Aim of the exercise —
Say how many lines contain "leurs", using only the number.

— Start of Information supplied —

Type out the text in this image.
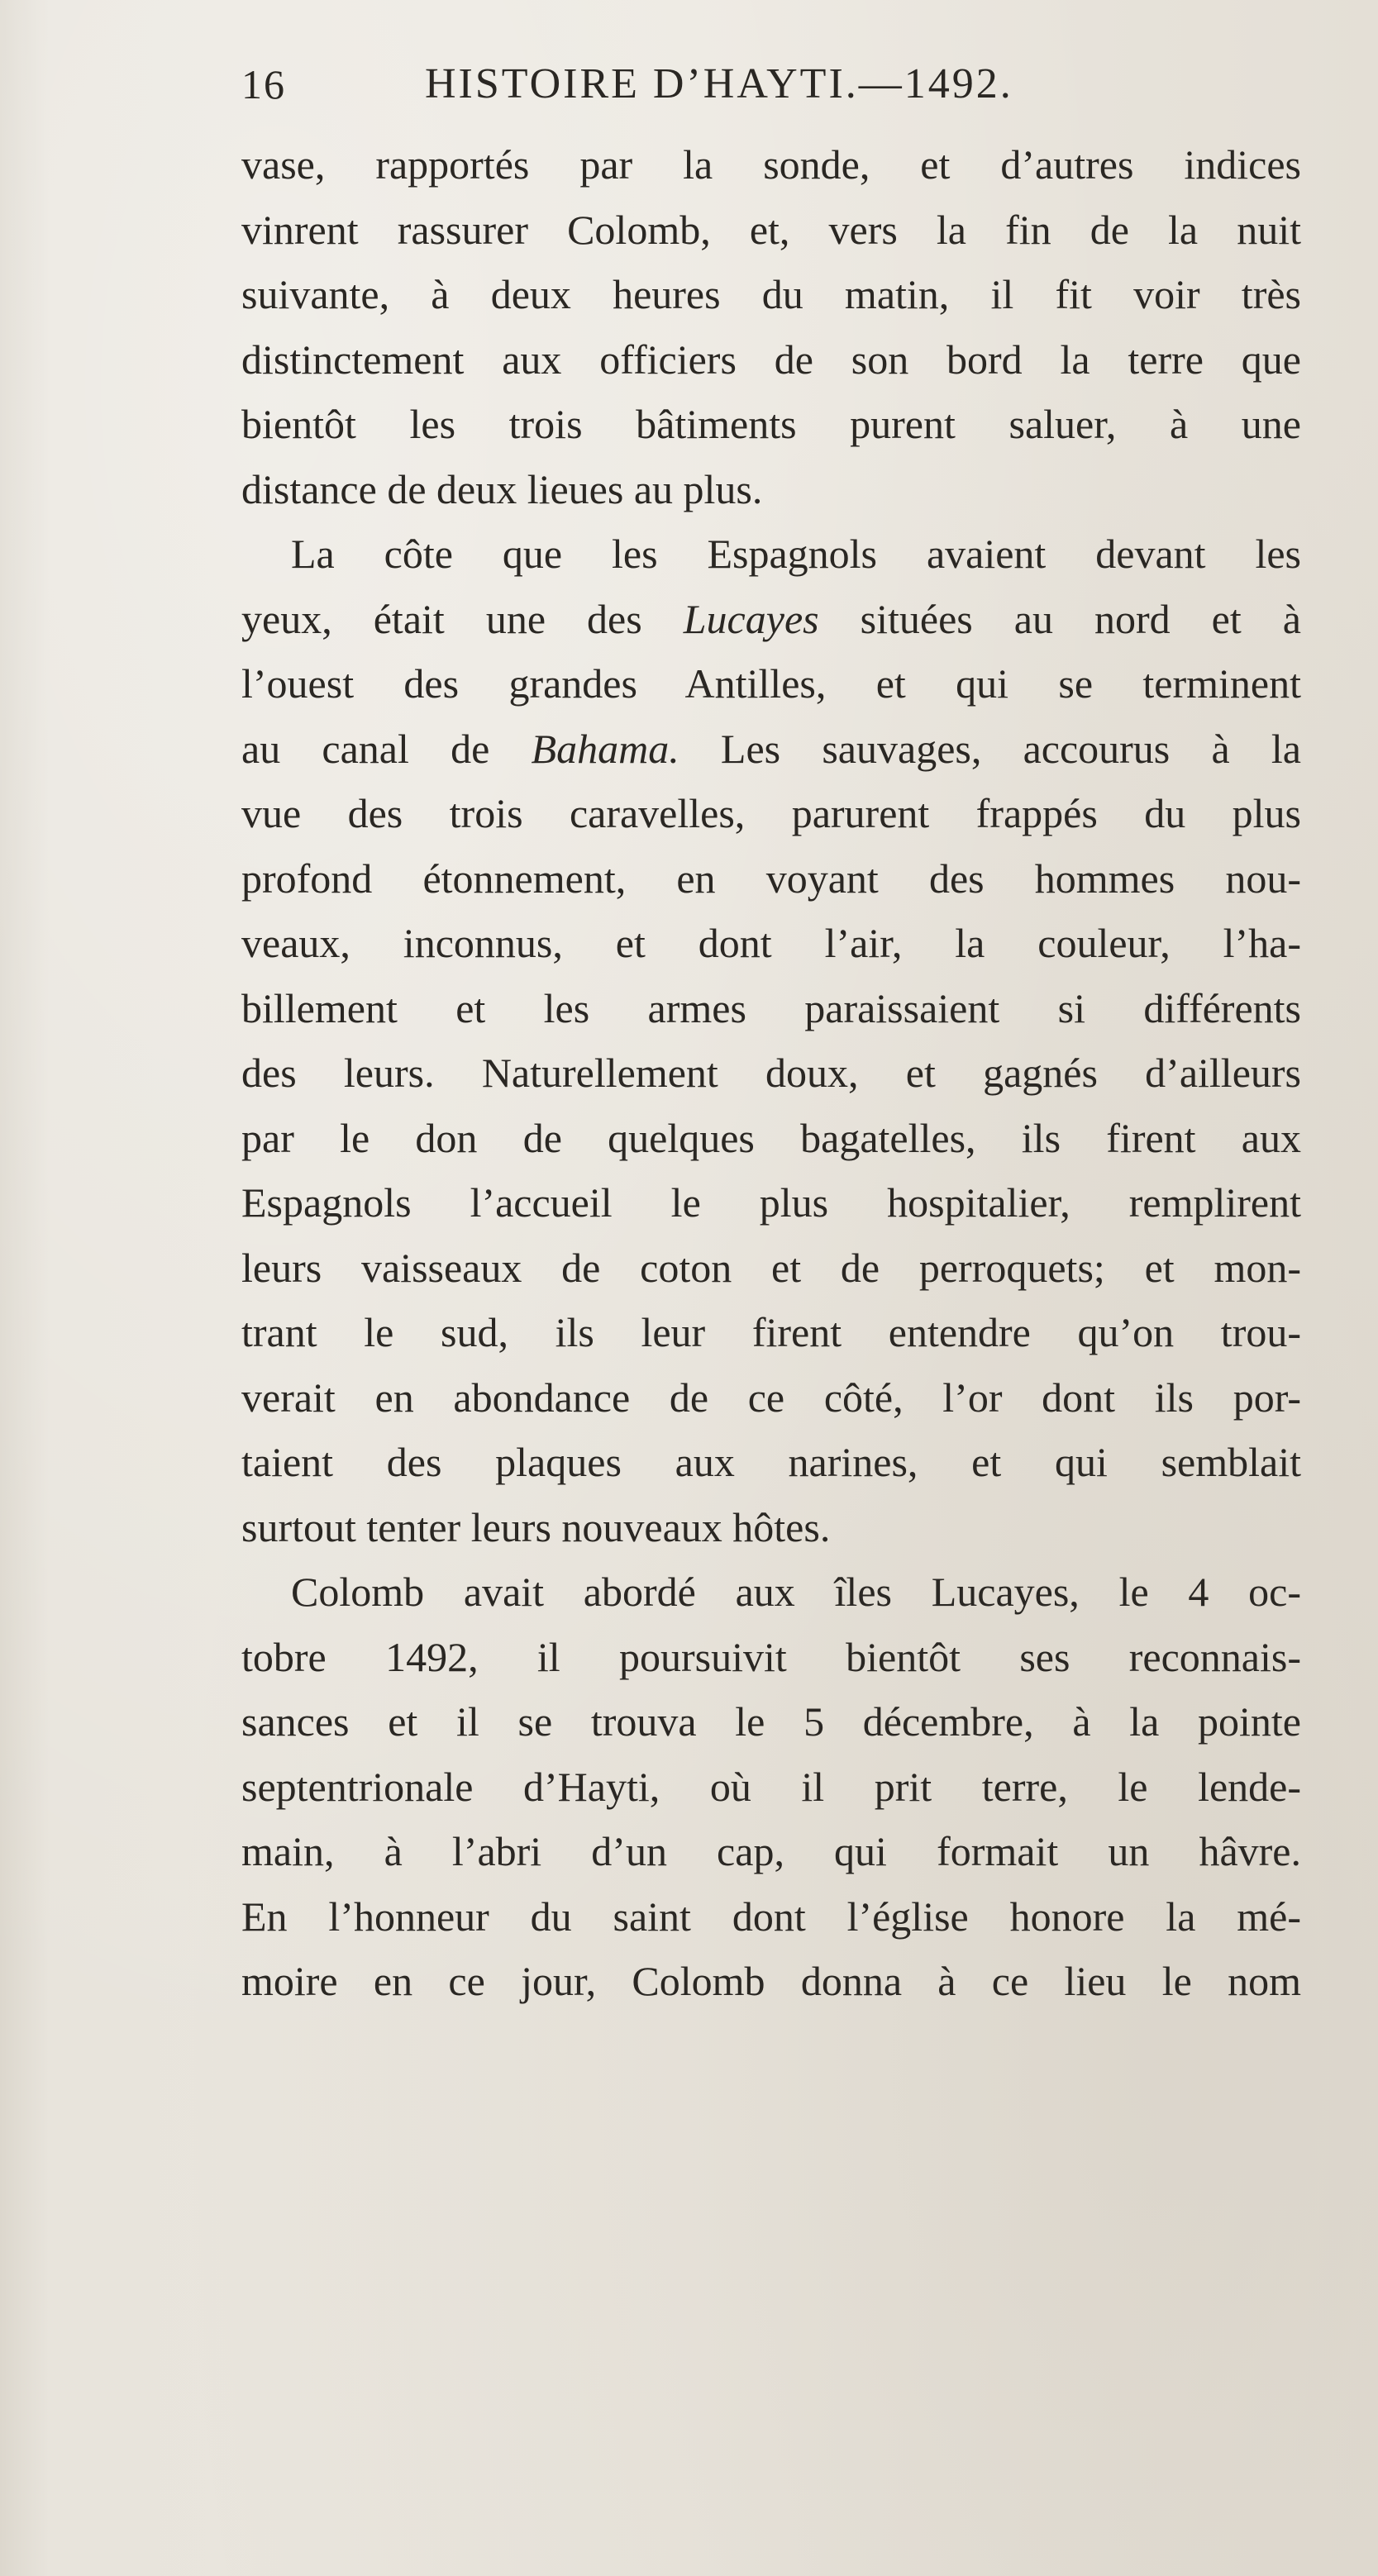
16	HISTOIRE D’HAYTI.—1492.
vase, rapportés par la sonde, et d’autres indices
vinrent rassurer Colomb, et, vers la fin de la nuit
suivante, à deux heures du matin, il fit voir très
distinctement aux officiers de son bord la terre que
bientôt les trois bâtiments purent saluer, à une
distance de deux lieues au plus.
La côte que les Espagnols avaient devant les
yeux, était une des Lucayes situées au nord et à
l’ouest des grandes Antilles, et qui se terminent
au canal de Bahama. Les sauvages, accourus à la
vue des trois caravelles, parurent frappés du plus
profond étonnement, en voyant des hommes nou-
veaux, inconnus, et dont l’air, la couleur, l’ha-
billement et les armes paraissaient si différents
des leurs. Naturellement doux, et gagnés d’ailleurs
par le don de quelques bagatelles, ils firent aux
Espagnols l’accueil le plus hospitalier, remplirent
leurs vaisseaux de coton et de perroquets; et mon-
trant le sud, ils leur firent entendre qu’on trou-
verait en abondance de ce côté, l’or dont ils por-
taient des plaques aux narines, et qui semblait
surtout tenter leurs nouveaux hôtes.
Colomb avait abordé aux îles Lucayes, le 4 oc-
tobre 1492, il poursuivit bientôt ses reconnais-
sances et il se trouva le 5 décembre, à la pointe
septentrionale d’Hayti, où il prit terre, le lende-
main, à l’abri d’un cap, qui formait un hâvre.
En l’honneur du saint dont l’église honore la mé-
moire en ce jour, Colomb donna à ce lieu le nom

— End of Information supplied —

Answer for this exercise —
3